[Records contained in a dataset]
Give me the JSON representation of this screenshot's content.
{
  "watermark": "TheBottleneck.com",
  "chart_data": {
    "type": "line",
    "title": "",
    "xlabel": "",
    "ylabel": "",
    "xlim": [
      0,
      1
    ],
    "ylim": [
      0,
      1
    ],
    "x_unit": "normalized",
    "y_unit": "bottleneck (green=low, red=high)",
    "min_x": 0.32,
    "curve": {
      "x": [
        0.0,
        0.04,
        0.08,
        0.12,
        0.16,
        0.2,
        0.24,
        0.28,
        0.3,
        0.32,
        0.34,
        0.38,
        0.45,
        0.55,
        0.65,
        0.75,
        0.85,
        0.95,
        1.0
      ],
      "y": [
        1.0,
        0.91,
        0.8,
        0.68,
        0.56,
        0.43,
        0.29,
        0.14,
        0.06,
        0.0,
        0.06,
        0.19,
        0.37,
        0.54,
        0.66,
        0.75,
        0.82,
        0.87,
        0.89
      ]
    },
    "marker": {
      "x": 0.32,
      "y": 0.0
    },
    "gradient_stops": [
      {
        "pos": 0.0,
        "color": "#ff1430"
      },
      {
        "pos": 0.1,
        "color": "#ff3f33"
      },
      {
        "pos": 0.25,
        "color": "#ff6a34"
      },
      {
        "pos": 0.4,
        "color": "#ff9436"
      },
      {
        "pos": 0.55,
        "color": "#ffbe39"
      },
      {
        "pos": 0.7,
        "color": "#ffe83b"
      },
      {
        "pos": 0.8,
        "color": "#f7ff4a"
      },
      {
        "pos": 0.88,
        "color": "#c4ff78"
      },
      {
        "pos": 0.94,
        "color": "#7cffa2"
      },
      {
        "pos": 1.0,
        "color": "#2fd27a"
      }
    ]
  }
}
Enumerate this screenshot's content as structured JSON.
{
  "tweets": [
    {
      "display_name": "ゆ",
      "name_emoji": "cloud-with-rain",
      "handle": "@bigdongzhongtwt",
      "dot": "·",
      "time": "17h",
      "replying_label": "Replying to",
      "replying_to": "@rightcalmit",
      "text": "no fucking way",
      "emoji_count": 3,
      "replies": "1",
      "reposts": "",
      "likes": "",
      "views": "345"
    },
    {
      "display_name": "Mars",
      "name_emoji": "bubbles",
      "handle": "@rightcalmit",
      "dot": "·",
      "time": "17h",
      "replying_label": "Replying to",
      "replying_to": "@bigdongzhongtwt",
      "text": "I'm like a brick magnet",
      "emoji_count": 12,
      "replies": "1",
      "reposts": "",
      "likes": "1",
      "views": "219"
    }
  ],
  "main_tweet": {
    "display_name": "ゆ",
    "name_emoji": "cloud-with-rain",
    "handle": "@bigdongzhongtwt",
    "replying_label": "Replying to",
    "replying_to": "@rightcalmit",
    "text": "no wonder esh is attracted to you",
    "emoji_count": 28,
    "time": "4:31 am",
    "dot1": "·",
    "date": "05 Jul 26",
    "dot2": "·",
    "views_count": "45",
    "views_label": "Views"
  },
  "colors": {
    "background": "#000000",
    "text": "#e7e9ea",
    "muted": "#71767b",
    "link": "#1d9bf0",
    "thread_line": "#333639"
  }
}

Instruction:
In the entries above, count each line holding "content" and report the total and nothing more.

Completed task:
2